### WHAT YOU NEED TO DO
Reproduce the records below exactly, leaving out any pictures.

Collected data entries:
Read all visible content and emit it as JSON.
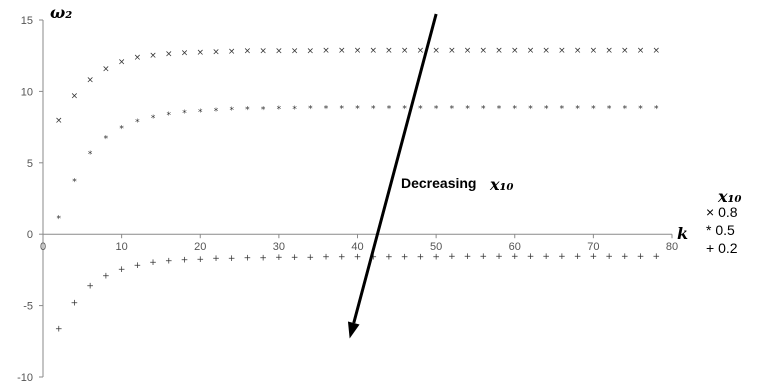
{
  "chart_data": {
    "type": "scatter",
    "title": "",
    "y_axis_label": "ω₂",
    "x_axis_label": "k",
    "xlim": [
      0,
      80
    ],
    "ylim": [
      -10,
      15
    ],
    "x_ticks": [
      0,
      10,
      20,
      30,
      40,
      50,
      60,
      70,
      80
    ],
    "y_ticks": [
      -10,
      -5,
      0,
      5,
      10,
      15
    ],
    "grid": false,
    "legend_title": "x₁₀",
    "legend_position": "right",
    "series": [
      {
        "name": "0.8",
        "marker": "×",
        "x": [
          2,
          4,
          6,
          8,
          10,
          12,
          14,
          16,
          18,
          20,
          22,
          24,
          26,
          28,
          30,
          32,
          34,
          36,
          38,
          40,
          42,
          44,
          46,
          48,
          50,
          52,
          54,
          56,
          58,
          60,
          62,
          64,
          66,
          68,
          70,
          72,
          74,
          76,
          78
        ],
        "y": [
          8.0,
          9.7,
          10.85,
          11.6,
          12.1,
          12.4,
          12.55,
          12.65,
          12.72,
          12.76,
          12.8,
          12.83,
          12.85,
          12.86,
          12.87,
          12.88,
          12.88,
          12.89,
          12.89,
          12.89,
          12.9,
          12.9,
          12.9,
          12.9,
          12.9,
          12.9,
          12.9,
          12.9,
          12.9,
          12.9,
          12.9,
          12.9,
          12.9,
          12.9,
          12.9,
          12.9,
          12.9,
          12.9,
          12.9
        ]
      },
      {
        "name": "0.5",
        "marker": "*",
        "x": [
          2,
          4,
          6,
          8,
          10,
          12,
          14,
          16,
          18,
          20,
          22,
          24,
          26,
          28,
          30,
          32,
          34,
          36,
          38,
          40,
          42,
          44,
          46,
          48,
          50,
          52,
          54,
          56,
          58,
          60,
          62,
          64,
          66,
          68,
          70,
          72,
          74,
          76,
          78
        ],
        "y": [
          1.1,
          3.7,
          5.6,
          6.7,
          7.4,
          7.85,
          8.15,
          8.35,
          8.48,
          8.57,
          8.64,
          8.68,
          8.72,
          8.74,
          8.76,
          8.78,
          8.79,
          8.8,
          8.8,
          8.81,
          8.81,
          8.82,
          8.82,
          8.82,
          8.82,
          8.82,
          8.82,
          8.82,
          8.82,
          8.82,
          8.82,
          8.82,
          8.82,
          8.82,
          8.82,
          8.82,
          8.82,
          8.82,
          8.82
        ]
      },
      {
        "name": "0.2",
        "marker": "+",
        "x": [
          2,
          4,
          6,
          8,
          10,
          12,
          14,
          16,
          18,
          20,
          22,
          24,
          26,
          28,
          30,
          32,
          34,
          36,
          38,
          40,
          42,
          44,
          46,
          48,
          50,
          52,
          54,
          56,
          58,
          60,
          62,
          64,
          66,
          68,
          70,
          72,
          74,
          76,
          78
        ],
        "y": [
          -6.6,
          -4.8,
          -3.6,
          -2.9,
          -2.45,
          -2.15,
          -1.95,
          -1.85,
          -1.77,
          -1.72,
          -1.68,
          -1.65,
          -1.63,
          -1.62,
          -1.6,
          -1.59,
          -1.58,
          -1.57,
          -1.57,
          -1.56,
          -1.56,
          -1.55,
          -1.55,
          -1.55,
          -1.55,
          -1.54,
          -1.54,
          -1.54,
          -1.54,
          -1.54,
          -1.54,
          -1.53,
          -1.53,
          -1.53,
          -1.53,
          -1.53,
          -1.53,
          -1.53,
          -1.53
        ]
      }
    ],
    "annotation": {
      "text": "Decreasing",
      "variable": "x₁₀",
      "arrow_from": [
        50,
        15
      ],
      "arrow_to": [
        39,
        -7.3
      ]
    }
  }
}
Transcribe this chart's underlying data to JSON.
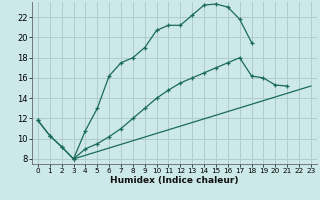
{
  "xlabel": "Humidex (Indice chaleur)",
  "background_color": "#cce8e8",
  "grid_color": "#b0cccc",
  "line_color": "#1a6b5a",
  "xlim": [
    -0.5,
    23.5
  ],
  "ylim": [
    7.5,
    23.5
  ],
  "xticks": [
    0,
    1,
    2,
    3,
    4,
    5,
    6,
    7,
    8,
    9,
    10,
    11,
    12,
    13,
    14,
    15,
    16,
    17,
    18,
    19,
    20,
    21,
    22,
    23
  ],
  "yticks": [
    8,
    10,
    12,
    14,
    16,
    18,
    20,
    22
  ],
  "line1_x": [
    0,
    1,
    2,
    3,
    4,
    5,
    6,
    7,
    8,
    9,
    10,
    11,
    12,
    13,
    14,
    15,
    16,
    17,
    18
  ],
  "line1_y": [
    11.8,
    10.3,
    9.2,
    8.0,
    10.8,
    13.0,
    16.2,
    17.5,
    18.0,
    19.0,
    20.7,
    21.2,
    21.2,
    22.2,
    23.2,
    23.3,
    23.0,
    21.8,
    19.5
  ],
  "line2_x": [
    0,
    1,
    2,
    3,
    4,
    5,
    6,
    7,
    8,
    9,
    10,
    11,
    12,
    13,
    14,
    15,
    16,
    17,
    18,
    19,
    20,
    21
  ],
  "line2_y": [
    11.8,
    10.3,
    9.2,
    8.0,
    9.0,
    9.5,
    10.2,
    11.0,
    12.0,
    13.0,
    14.0,
    14.8,
    15.5,
    16.0,
    16.5,
    17.0,
    17.5,
    18.0,
    16.2,
    16.0,
    15.3,
    15.2
  ],
  "line3_x": [
    3,
    23
  ],
  "line3_y": [
    8.0,
    15.2
  ]
}
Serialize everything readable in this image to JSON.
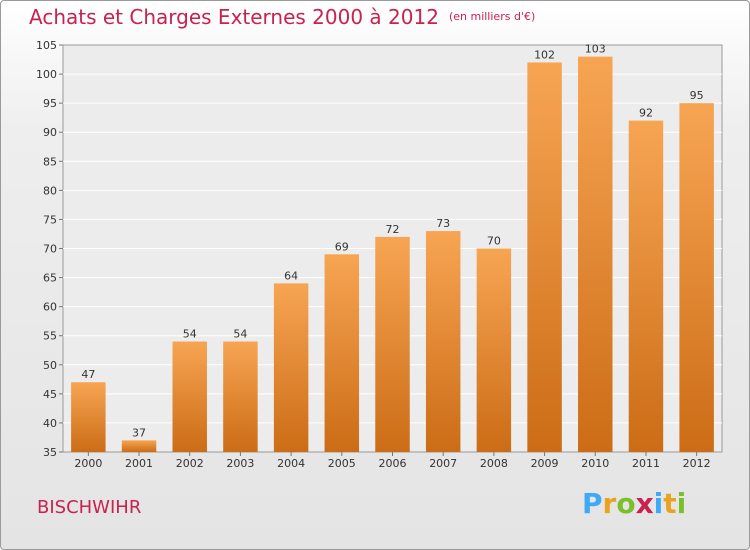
{
  "header": {
    "title": "Achats et Charges Externes 2000 à 2012",
    "subtitle": "(en milliers d'€)"
  },
  "footer": {
    "city": "BISCHWIHR",
    "logo": {
      "letters": [
        "P",
        "r",
        "o",
        "x",
        "i",
        "t",
        "i"
      ],
      "colors": [
        "#3fa9f5",
        "#e9a321",
        "#7bbf2a",
        "#c8224f",
        "#3fa9f5",
        "#e9a321",
        "#7bbf2a"
      ]
    }
  },
  "chart_data": {
    "type": "bar",
    "categories": [
      "2000",
      "2001",
      "2002",
      "2003",
      "2004",
      "2005",
      "2006",
      "2007",
      "2008",
      "2009",
      "2010",
      "2011",
      "2012"
    ],
    "values": [
      47,
      37,
      54,
      54,
      64,
      69,
      72,
      73,
      70,
      102,
      103,
      92,
      95
    ],
    "data_labels": [
      "47",
      "37",
      "54",
      "54",
      "64",
      "69",
      "72",
      "73",
      "70",
      "102",
      "103",
      "92",
      "95"
    ],
    "ylim": [
      35,
      105
    ],
    "yticks": [
      35,
      40,
      45,
      50,
      55,
      60,
      65,
      70,
      75,
      80,
      85,
      90,
      95,
      100,
      105
    ],
    "grid": true,
    "bar_color_top": "#f7a553",
    "bar_color_bottom": "#cc6c16"
  }
}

### RESPONSE TO THE EXERCISE
Read all visible content and emit it as JSON.
{
  "chart_data": {
    "type": "scatter",
    "title": "",
    "y_axis_label": "ω₂",
    "x_axis_label": "k",
    "xlim": [
      0,
      80
    ],
    "ylim": [
      -10,
      15
    ],
    "x_ticks": [
      0,
      10,
      20,
      30,
      40,
      50,
      60,
      70,
      80
    ],
    "y_ticks": [
      -10,
      -5,
      0,
      5,
      10,
      15
    ],
    "grid": false,
    "legend_title": "x₁₀",
    "legend_position": "right",
    "series": [
      {
        "name": "0.8",
        "marker": "×",
        "x": [
          2,
          4,
          6,
          8,
          10,
          12,
          14,
          16,
          18,
          20,
          22,
          24,
          26,
          28,
          30,
          32,
          34,
          36,
          38,
          40,
          42,
          44,
          46,
          48,
          50,
          52,
          54,
          56,
          58,
          60,
          62,
          64,
          66,
          68,
          70,
          72,
          74,
          76,
          78
        ],
        "y": [
          8.0,
          9.7,
          10.85,
          11.6,
          12.1,
          12.4,
          12.55,
          12.65,
          12.72,
          12.76,
          12.8,
          12.83,
          12.85,
          12.86,
          12.87,
          12.88,
          12.88,
          12.89,
          12.89,
          12.89,
          12.9,
          12.9,
          12.9,
          12.9,
          12.9,
          12.9,
          12.9,
          12.9,
          12.9,
          12.9,
          12.9,
          12.9,
          12.9,
          12.9,
          12.9,
          12.9,
          12.9,
          12.9,
          12.9
        ]
      },
      {
        "name": "0.5",
        "marker": "*",
        "x": [
          2,
          4,
          6,
          8,
          10,
          12,
          14,
          16,
          18,
          20,
          22,
          24,
          26,
          28,
          30,
          32,
          34,
          36,
          38,
          40,
          42,
          44,
          46,
          48,
          50,
          52,
          54,
          56,
          58,
          60,
          62,
          64,
          66,
          68,
          70,
          72,
          74,
          76,
          78
        ],
        "y": [
          1.1,
          3.7,
          5.6,
          6.7,
          7.4,
          7.85,
          8.15,
          8.35,
          8.48,
          8.57,
          8.64,
          8.68,
          8.72,
          8.74,
          8.76,
          8.78,
          8.79,
          8.8,
          8.8,
          8.81,
          8.81,
          8.82,
          8.82,
          8.82,
          8.82,
          8.82,
          8.82,
          8.82,
          8.82,
          8.82,
          8.82,
          8.82,
          8.82,
          8.82,
          8.82,
          8.82,
          8.82,
          8.82,
          8.82
        ]
      },
      {
        "name": "0.2",
        "marker": "+",
        "x": [
          2,
          4,
          6,
          8,
          10,
          12,
          14,
          16,
          18,
          20,
          22,
          24,
          26,
          28,
          30,
          32,
          34,
          36,
          38,
          40,
          42,
          44,
          46,
          48,
          50,
          52,
          54,
          56,
          58,
          60,
          62,
          64,
          66,
          68,
          70,
          72,
          74,
          76,
          78
        ],
        "y": [
          -6.6,
          -4.8,
          -3.6,
          -2.9,
          -2.45,
          -2.15,
          -1.95,
          -1.85,
          -1.77,
          -1.72,
          -1.68,
          -1.65,
          -1.63,
          -1.62,
          -1.6,
          -1.59,
          -1.58,
          -1.57,
          -1.57,
          -1.56,
          -1.56,
          -1.55,
          -1.55,
          -1.55,
          -1.55,
          -1.54,
          -1.54,
          -1.54,
          -1.54,
          -1.54,
          -1.54,
          -1.53,
          -1.53,
          -1.53,
          -1.53,
          -1.53,
          -1.53,
          -1.53,
          -1.53
        ]
      }
    ],
    "annotation": {
      "text": "Decreasing",
      "variable": "x₁₀",
      "arrow_from": [
        50,
        15
      ],
      "arrow_to": [
        39,
        -7.3
      ]
    }
  }
}
Transcribe this chart's underlying data to JSON.
{
  "xlabel": "Humidex (Indice chaleur)",
  "background_color": "#cce8e8",
  "grid_color": "#b0cccc",
  "line_color": "#1a6b5a",
  "xlim": [
    -0.5,
    23.5
  ],
  "ylim": [
    7.5,
    23.5
  ],
  "xticks": [
    0,
    1,
    2,
    3,
    4,
    5,
    6,
    7,
    8,
    9,
    10,
    11,
    12,
    13,
    14,
    15,
    16,
    17,
    18,
    19,
    20,
    21,
    22,
    23
  ],
  "yticks": [
    8,
    10,
    12,
    14,
    16,
    18,
    20,
    22
  ],
  "line1_x": [
    0,
    1,
    2,
    3,
    4,
    5,
    6,
    7,
    8,
    9,
    10,
    11,
    12,
    13,
    14,
    15,
    16,
    17,
    18
  ],
  "line1_y": [
    11.8,
    10.3,
    9.2,
    8.0,
    10.8,
    13.0,
    16.2,
    17.5,
    18.0,
    19.0,
    20.7,
    21.2,
    21.2,
    22.2,
    23.2,
    23.3,
    23.0,
    21.8,
    19.5
  ],
  "line2_x": [
    0,
    1,
    2,
    3,
    4,
    5,
    6,
    7,
    8,
    9,
    10,
    11,
    12,
    13,
    14,
    15,
    16,
    17,
    18,
    19,
    20,
    21
  ],
  "line2_y": [
    11.8,
    10.3,
    9.2,
    8.0,
    9.0,
    9.5,
    10.2,
    11.0,
    12.0,
    13.0,
    14.0,
    14.8,
    15.5,
    16.0,
    16.5,
    17.0,
    17.5,
    18.0,
    16.2,
    16.0,
    15.3,
    15.2
  ],
  "line3_x": [
    3,
    23
  ],
  "line3_y": [
    8.0,
    15.2
  ]
}
Serialize everything readable in this image to JSON.
{
  "header": {
    "title": "Achats et Charges Externes 2000 à 2012",
    "subtitle": "(en milliers d'€)"
  },
  "footer": {
    "city": "BISCHWIHR",
    "logo": {
      "letters": [
        "P",
        "r",
        "o",
        "x",
        "i",
        "t",
        "i"
      ],
      "colors": [
        "#3fa9f5",
        "#e9a321",
        "#7bbf2a",
        "#c8224f",
        "#3fa9f5",
        "#e9a321",
        "#7bbf2a"
      ]
    }
  },
  "chart_data": {
    "type": "bar",
    "categories": [
      "2000",
      "2001",
      "2002",
      "2003",
      "2004",
      "2005",
      "2006",
      "2007",
      "2008",
      "2009",
      "2010",
      "2011",
      "2012"
    ],
    "values": [
      47,
      37,
      54,
      54,
      64,
      69,
      72,
      73,
      70,
      102,
      103,
      92,
      95
    ],
    "data_labels": [
      "47",
      "37",
      "54",
      "54",
      "64",
      "69",
      "72",
      "73",
      "70",
      "102",
      "103",
      "92",
      "95"
    ],
    "ylim": [
      35,
      105
    ],
    "yticks": [
      35,
      40,
      45,
      50,
      55,
      60,
      65,
      70,
      75,
      80,
      85,
      90,
      95,
      100,
      105
    ],
    "grid": true,
    "bar_color_top": "#f7a553",
    "bar_color_bottom": "#cc6c16"
  }
}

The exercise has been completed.